## Task statement
Write out every entry exactly as it stands.

Stored dataset items
┄┄┄┄┄┄┄┄┄┄┄┄┄┄┄┄┄┄┄┄
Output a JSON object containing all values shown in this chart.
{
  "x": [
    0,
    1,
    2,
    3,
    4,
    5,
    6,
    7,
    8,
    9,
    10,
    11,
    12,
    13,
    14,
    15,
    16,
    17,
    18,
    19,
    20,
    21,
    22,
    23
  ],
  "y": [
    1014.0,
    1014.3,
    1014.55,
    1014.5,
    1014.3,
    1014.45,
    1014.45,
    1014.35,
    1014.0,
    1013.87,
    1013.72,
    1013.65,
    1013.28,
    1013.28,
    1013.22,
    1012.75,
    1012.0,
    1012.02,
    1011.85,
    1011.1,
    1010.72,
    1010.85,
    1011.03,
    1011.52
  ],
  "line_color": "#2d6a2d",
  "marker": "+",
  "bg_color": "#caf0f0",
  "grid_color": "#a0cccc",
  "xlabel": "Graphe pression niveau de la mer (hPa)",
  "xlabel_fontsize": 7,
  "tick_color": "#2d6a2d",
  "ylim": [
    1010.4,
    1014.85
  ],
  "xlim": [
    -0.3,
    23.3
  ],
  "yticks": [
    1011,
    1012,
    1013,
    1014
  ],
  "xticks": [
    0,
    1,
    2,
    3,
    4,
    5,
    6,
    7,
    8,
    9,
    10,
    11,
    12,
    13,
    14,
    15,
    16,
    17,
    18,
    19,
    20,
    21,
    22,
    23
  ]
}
┄┄┄┄┄┄┄┄┄┄┄┄┄┄┄┄┄┄┄┄
## Complete output
Output a JSON object containing all values shown in this chart.
{
  "x": [
    0,
    1,
    2,
    3,
    4,
    5,
    6,
    7,
    8,
    9,
    10,
    11,
    12,
    13,
    14,
    15,
    16,
    17,
    18,
    19,
    20,
    21,
    22,
    23
  ],
  "y": [
    1014.0,
    1014.3,
    1014.55,
    1014.5,
    1014.3,
    1014.45,
    1014.45,
    1014.35,
    1014.0,
    1013.87,
    1013.72,
    1013.65,
    1013.28,
    1013.28,
    1013.22,
    1012.75,
    1012.0,
    1012.02,
    1011.85,
    1011.1,
    1010.72,
    1010.85,
    1011.03,
    1011.52
  ],
  "line_color": "#2d6a2d",
  "marker": "+",
  "bg_color": "#caf0f0",
  "grid_color": "#a0cccc",
  "xlabel": "Graphe pression niveau de la mer (hPa)",
  "xlabel_fontsize": 7,
  "tick_color": "#2d6a2d",
  "ylim": [
    1010.4,
    1014.85
  ],
  "xlim": [
    -0.3,
    23.3
  ],
  "yticks": [
    1011,
    1012,
    1013,
    1014
  ],
  "xticks": [
    0,
    1,
    2,
    3,
    4,
    5,
    6,
    7,
    8,
    9,
    10,
    11,
    12,
    13,
    14,
    15,
    16,
    17,
    18,
    19,
    20,
    21,
    22,
    23
  ]
}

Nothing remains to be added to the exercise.